**Task instructions**
Gather all lines from the material that contain the word "What".

**Records about charts and figures**
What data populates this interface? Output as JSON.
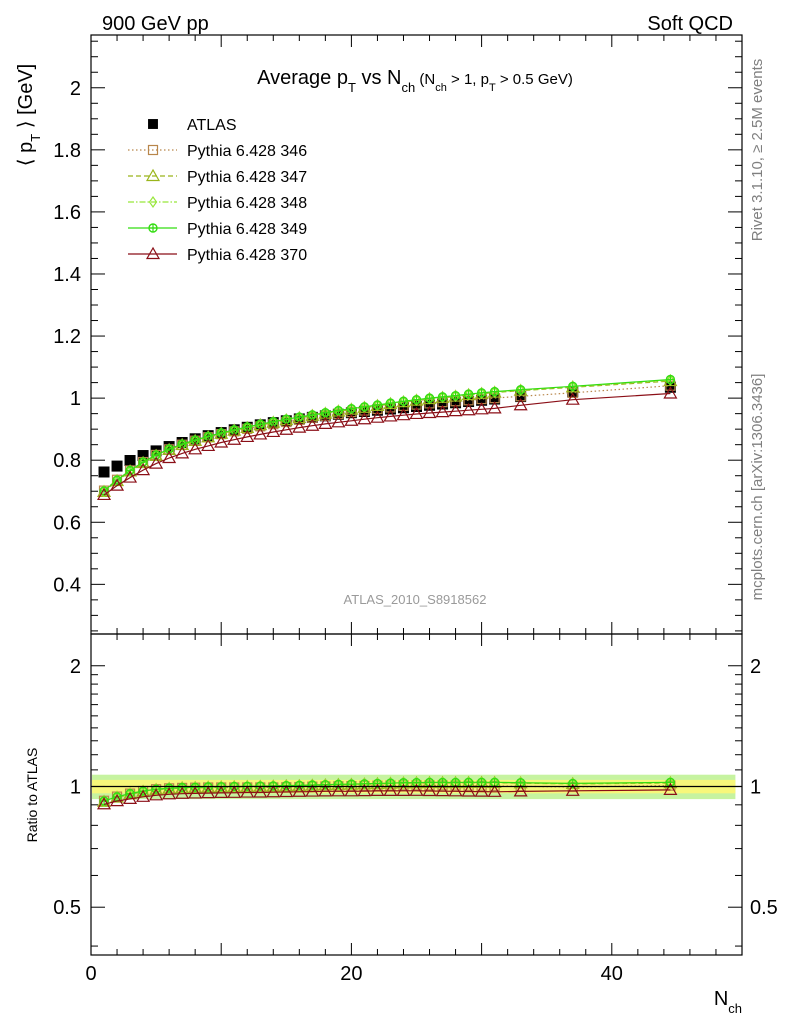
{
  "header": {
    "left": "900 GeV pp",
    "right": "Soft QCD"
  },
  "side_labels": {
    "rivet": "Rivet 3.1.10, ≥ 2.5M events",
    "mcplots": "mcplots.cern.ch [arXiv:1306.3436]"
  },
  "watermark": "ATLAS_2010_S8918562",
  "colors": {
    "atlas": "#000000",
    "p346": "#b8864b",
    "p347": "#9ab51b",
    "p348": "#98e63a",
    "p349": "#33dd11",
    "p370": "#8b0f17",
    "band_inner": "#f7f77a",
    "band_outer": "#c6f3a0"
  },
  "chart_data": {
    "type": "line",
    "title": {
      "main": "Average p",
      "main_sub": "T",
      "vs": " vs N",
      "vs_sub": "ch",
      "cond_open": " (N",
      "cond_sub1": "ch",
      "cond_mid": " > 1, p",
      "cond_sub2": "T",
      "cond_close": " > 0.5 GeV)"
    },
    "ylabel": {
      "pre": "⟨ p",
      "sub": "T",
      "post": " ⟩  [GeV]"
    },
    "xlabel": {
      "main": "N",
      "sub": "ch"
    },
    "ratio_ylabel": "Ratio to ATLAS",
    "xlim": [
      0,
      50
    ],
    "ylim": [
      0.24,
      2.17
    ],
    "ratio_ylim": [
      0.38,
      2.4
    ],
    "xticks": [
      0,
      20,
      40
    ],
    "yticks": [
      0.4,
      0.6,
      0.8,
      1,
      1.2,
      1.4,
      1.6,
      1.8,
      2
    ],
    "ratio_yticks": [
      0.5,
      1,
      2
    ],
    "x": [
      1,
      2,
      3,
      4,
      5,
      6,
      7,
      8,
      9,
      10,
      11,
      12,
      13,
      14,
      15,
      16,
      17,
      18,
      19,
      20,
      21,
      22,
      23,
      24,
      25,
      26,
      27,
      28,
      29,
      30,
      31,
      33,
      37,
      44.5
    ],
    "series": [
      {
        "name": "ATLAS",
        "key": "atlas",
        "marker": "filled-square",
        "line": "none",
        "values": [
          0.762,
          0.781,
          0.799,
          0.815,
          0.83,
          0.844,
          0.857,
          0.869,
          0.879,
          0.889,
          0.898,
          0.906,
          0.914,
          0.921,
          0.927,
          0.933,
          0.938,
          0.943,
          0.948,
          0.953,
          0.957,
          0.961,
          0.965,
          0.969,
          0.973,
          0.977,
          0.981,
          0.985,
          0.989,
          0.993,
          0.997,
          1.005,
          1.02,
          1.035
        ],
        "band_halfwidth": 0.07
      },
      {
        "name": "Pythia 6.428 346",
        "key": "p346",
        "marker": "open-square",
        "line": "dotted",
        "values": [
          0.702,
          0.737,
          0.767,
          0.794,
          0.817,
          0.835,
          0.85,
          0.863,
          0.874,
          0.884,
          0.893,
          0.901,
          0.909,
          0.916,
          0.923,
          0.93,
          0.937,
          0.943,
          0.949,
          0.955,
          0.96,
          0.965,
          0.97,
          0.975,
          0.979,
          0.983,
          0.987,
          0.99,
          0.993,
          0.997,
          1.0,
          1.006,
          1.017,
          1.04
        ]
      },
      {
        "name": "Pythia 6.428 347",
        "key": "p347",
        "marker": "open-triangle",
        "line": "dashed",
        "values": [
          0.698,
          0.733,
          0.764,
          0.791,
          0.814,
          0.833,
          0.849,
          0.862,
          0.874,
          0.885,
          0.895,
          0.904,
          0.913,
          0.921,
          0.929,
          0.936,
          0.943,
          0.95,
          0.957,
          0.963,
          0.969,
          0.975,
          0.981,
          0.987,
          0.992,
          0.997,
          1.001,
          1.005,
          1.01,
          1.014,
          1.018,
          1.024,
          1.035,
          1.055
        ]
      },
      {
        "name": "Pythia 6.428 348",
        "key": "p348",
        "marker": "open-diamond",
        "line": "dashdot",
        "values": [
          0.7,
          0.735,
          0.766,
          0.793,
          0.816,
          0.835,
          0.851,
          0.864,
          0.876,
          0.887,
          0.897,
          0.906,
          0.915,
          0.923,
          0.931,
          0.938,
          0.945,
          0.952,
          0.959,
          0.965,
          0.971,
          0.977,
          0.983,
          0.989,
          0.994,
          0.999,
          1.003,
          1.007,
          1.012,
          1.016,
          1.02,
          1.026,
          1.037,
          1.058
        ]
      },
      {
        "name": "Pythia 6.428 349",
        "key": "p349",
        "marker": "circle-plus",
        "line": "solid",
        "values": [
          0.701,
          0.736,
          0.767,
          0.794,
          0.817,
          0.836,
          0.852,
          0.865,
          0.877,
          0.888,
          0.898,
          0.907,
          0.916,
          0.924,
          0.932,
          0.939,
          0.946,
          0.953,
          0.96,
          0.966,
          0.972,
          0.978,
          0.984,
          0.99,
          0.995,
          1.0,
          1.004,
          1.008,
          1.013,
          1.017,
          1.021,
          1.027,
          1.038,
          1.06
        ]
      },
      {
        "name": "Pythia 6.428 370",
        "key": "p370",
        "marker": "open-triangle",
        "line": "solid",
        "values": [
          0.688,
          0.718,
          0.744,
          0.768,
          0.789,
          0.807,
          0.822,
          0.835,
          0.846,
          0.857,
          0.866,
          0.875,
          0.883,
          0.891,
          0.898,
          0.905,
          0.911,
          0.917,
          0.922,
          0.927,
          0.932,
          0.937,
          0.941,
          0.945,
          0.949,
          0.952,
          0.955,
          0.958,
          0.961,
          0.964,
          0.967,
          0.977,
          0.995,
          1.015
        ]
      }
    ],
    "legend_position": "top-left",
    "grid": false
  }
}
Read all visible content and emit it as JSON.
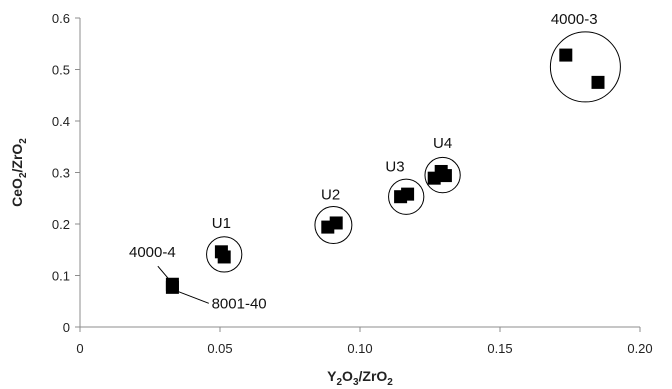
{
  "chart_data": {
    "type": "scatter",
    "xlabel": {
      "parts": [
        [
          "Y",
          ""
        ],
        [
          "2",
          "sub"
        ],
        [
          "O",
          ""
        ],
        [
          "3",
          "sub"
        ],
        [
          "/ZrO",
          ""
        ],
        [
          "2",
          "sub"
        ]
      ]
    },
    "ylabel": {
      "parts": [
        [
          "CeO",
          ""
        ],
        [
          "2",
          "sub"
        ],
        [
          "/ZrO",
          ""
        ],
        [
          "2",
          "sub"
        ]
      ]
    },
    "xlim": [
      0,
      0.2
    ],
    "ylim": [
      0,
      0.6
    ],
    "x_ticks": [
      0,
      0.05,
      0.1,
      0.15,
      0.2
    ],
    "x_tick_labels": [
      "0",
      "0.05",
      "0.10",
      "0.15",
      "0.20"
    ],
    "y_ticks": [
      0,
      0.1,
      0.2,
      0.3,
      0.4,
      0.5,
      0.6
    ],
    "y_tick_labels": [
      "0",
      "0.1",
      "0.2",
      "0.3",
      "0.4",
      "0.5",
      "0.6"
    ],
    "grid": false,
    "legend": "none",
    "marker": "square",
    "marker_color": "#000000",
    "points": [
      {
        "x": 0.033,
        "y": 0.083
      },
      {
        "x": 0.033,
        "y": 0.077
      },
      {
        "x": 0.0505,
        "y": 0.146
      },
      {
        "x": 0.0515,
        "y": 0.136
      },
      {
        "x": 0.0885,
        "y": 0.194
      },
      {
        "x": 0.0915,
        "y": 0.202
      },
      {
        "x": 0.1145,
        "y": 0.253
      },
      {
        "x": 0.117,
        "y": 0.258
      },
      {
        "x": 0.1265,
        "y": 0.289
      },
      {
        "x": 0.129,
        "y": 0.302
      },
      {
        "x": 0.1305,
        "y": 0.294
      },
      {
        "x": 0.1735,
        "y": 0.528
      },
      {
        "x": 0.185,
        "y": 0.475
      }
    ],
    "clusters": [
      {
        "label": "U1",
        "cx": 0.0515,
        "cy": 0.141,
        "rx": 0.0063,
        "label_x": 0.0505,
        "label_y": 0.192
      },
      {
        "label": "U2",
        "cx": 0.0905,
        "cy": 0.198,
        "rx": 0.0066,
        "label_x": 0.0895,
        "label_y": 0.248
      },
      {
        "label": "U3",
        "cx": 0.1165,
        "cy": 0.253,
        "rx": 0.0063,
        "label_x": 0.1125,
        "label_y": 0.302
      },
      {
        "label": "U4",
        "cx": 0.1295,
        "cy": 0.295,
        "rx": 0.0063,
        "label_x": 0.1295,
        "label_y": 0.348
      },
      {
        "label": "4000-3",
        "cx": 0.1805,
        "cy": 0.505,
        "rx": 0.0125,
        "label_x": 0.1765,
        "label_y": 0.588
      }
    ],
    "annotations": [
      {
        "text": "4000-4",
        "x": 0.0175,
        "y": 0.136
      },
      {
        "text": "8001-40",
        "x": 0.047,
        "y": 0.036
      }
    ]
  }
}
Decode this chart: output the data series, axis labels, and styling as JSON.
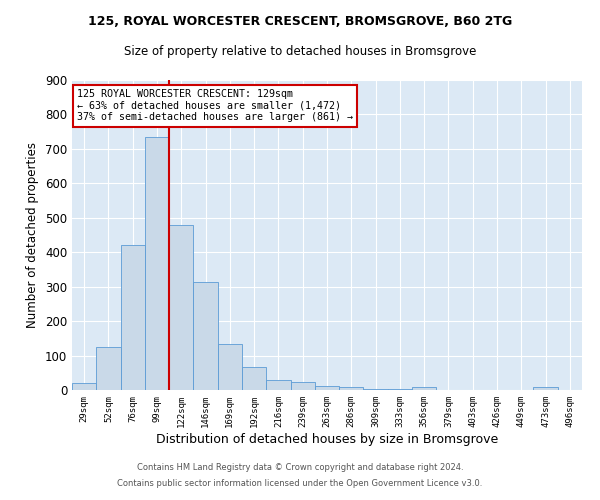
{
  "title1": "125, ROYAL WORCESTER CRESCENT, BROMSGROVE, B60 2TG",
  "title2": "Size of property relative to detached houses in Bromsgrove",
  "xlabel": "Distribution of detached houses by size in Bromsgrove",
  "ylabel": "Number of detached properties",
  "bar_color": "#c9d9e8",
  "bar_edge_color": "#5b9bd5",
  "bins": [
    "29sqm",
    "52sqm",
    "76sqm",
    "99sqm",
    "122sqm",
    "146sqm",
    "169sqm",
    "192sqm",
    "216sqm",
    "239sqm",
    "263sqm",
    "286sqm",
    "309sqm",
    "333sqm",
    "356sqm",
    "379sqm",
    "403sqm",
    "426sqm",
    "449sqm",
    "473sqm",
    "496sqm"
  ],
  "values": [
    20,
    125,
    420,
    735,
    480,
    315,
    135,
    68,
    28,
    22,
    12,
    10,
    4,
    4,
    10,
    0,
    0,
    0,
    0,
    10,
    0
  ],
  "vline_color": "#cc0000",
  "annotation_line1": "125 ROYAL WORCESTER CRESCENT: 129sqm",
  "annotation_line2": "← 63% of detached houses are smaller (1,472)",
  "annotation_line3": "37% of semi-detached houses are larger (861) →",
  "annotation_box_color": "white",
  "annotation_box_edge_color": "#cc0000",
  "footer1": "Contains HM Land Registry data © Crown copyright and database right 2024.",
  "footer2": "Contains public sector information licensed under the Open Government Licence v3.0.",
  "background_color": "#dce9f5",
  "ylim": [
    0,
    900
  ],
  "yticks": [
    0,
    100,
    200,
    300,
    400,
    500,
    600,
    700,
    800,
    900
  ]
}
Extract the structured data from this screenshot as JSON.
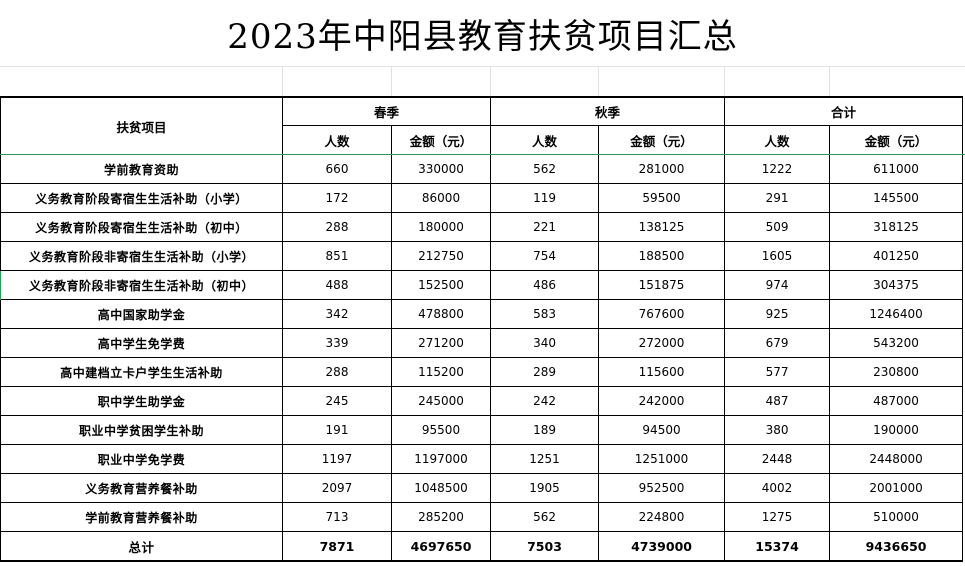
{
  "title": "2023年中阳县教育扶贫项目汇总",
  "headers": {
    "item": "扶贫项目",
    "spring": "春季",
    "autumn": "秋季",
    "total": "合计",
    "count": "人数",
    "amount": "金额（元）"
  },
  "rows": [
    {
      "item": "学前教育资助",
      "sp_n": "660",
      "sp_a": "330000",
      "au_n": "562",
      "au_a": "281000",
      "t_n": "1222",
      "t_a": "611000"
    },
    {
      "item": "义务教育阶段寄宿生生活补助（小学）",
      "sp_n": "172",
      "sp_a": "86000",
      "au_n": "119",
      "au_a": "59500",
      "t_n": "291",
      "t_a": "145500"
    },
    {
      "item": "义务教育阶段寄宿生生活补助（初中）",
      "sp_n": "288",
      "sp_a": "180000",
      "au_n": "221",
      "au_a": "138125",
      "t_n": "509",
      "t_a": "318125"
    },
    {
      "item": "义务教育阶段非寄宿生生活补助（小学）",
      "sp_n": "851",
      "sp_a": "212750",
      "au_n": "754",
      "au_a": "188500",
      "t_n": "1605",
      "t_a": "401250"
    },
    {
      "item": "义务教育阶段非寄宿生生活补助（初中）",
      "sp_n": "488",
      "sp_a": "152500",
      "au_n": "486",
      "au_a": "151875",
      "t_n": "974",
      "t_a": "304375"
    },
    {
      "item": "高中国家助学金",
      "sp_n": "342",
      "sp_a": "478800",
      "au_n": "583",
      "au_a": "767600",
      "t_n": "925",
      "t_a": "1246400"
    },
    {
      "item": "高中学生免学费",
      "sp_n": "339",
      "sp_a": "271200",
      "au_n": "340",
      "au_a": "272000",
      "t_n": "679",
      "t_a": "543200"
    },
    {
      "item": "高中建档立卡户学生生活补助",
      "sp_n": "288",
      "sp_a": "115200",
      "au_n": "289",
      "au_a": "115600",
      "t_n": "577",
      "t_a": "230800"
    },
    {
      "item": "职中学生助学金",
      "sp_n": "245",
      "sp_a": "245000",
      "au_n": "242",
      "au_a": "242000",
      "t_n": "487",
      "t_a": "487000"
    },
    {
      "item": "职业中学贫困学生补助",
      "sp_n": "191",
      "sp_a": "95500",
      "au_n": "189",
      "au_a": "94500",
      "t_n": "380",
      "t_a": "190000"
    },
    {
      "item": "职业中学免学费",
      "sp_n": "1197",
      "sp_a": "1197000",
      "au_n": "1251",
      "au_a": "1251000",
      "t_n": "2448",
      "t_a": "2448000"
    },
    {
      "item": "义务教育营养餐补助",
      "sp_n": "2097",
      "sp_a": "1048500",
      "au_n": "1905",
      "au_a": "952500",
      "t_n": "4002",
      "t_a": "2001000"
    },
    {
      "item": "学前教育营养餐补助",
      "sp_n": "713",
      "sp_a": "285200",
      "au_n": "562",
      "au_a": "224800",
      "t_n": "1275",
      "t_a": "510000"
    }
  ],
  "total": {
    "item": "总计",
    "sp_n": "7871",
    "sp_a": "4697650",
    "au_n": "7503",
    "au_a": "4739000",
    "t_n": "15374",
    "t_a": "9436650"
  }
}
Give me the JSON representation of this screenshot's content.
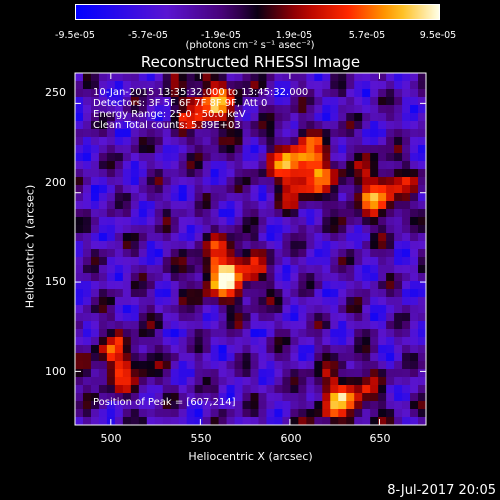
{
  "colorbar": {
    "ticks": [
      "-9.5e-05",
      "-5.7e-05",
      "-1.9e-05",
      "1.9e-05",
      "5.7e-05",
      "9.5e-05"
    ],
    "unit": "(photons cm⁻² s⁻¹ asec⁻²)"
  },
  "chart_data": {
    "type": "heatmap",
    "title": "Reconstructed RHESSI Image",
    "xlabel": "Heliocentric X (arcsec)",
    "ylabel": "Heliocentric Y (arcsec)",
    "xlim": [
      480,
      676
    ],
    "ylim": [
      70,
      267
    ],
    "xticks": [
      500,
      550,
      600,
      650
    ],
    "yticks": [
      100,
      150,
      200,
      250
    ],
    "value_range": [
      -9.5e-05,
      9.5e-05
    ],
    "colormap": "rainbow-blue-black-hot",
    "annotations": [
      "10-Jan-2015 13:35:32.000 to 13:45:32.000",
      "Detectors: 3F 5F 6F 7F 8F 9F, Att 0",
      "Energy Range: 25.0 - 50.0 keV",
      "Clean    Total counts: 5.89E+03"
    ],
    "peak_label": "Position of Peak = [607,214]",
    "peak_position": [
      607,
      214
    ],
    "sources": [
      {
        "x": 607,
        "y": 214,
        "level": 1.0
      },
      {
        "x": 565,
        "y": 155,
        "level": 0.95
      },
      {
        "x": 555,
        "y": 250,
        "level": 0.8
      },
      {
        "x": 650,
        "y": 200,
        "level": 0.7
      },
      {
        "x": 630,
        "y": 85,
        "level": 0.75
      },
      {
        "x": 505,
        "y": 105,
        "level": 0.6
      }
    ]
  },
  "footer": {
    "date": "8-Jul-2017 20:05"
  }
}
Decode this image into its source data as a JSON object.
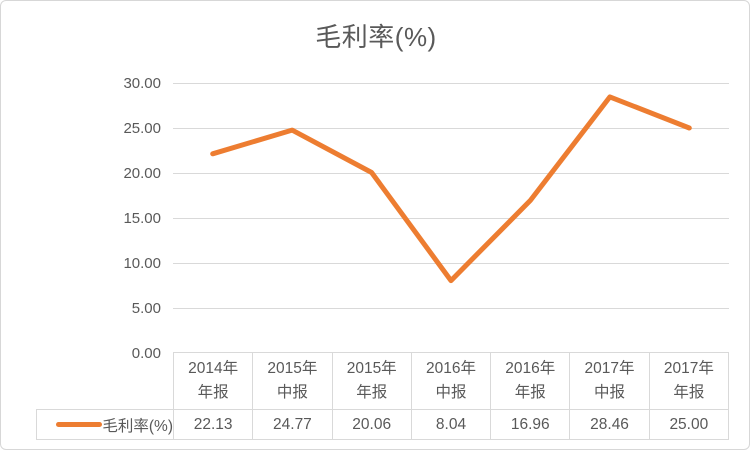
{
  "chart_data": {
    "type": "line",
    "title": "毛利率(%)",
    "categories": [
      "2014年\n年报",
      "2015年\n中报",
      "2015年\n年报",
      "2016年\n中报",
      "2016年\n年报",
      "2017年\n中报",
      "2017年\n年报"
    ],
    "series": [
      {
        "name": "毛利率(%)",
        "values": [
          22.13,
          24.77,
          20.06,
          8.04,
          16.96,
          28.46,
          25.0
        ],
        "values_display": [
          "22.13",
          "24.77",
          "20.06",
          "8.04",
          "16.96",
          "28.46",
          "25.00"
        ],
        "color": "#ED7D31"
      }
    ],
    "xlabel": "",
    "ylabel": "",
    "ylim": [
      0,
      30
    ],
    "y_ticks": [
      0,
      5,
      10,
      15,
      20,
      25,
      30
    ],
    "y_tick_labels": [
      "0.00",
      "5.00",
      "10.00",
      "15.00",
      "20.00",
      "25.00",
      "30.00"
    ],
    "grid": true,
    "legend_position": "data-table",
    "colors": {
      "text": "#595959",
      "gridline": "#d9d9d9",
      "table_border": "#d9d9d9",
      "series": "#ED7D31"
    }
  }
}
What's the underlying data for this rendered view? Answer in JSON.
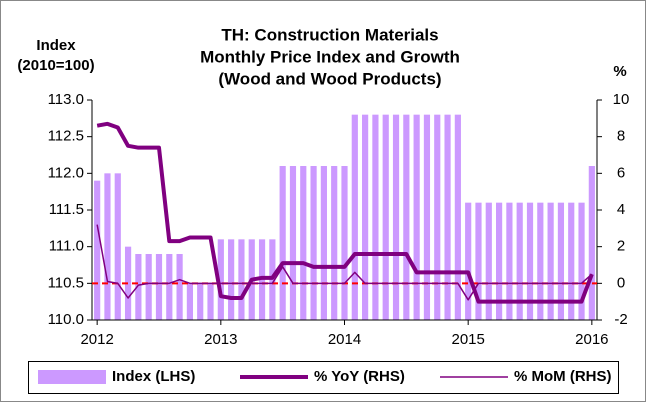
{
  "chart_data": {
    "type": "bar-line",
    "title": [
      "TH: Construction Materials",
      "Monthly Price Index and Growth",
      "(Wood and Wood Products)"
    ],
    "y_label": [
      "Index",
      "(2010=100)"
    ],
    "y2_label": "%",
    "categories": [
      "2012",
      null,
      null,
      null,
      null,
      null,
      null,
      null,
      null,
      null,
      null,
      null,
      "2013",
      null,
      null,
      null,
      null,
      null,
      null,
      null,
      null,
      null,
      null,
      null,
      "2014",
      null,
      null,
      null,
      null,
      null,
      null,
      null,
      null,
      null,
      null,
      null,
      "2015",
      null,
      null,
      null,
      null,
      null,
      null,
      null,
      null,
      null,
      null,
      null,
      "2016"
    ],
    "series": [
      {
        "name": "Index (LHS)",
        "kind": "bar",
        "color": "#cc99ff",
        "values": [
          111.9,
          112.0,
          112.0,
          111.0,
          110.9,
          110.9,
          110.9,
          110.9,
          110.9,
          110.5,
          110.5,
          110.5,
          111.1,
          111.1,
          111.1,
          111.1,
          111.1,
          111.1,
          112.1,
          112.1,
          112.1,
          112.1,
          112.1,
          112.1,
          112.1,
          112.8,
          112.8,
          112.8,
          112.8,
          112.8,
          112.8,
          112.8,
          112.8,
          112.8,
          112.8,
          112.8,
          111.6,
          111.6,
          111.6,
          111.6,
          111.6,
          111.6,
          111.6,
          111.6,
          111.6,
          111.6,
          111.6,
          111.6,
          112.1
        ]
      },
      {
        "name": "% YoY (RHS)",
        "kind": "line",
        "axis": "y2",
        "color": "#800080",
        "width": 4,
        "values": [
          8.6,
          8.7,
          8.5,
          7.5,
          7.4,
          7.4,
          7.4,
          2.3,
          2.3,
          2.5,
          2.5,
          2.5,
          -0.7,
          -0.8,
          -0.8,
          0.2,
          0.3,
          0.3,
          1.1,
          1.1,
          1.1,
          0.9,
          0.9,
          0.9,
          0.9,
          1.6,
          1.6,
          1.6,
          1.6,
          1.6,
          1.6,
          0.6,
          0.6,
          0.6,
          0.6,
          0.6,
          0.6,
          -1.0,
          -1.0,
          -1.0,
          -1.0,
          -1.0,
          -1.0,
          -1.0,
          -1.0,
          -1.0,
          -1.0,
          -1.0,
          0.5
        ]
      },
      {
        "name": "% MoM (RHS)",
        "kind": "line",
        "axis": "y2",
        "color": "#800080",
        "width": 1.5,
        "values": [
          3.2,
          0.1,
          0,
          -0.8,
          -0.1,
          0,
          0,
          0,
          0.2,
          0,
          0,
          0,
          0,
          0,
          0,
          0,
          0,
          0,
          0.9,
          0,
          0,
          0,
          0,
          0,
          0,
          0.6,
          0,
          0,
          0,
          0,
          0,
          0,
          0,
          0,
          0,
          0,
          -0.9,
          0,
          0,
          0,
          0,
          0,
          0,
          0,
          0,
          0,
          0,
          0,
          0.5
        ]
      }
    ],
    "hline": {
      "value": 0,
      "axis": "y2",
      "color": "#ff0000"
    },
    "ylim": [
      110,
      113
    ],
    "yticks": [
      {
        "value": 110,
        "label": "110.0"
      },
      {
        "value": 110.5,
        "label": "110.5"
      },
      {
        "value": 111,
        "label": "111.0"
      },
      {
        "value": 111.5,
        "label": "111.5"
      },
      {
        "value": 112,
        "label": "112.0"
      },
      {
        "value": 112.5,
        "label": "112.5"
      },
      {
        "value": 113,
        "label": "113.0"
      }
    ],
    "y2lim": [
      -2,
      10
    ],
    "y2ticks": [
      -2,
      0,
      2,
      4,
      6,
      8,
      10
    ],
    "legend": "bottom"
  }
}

**Reply**
What data populates this interface? Output as JSON.
What's the underlying data for this rendered view? Answer in JSON.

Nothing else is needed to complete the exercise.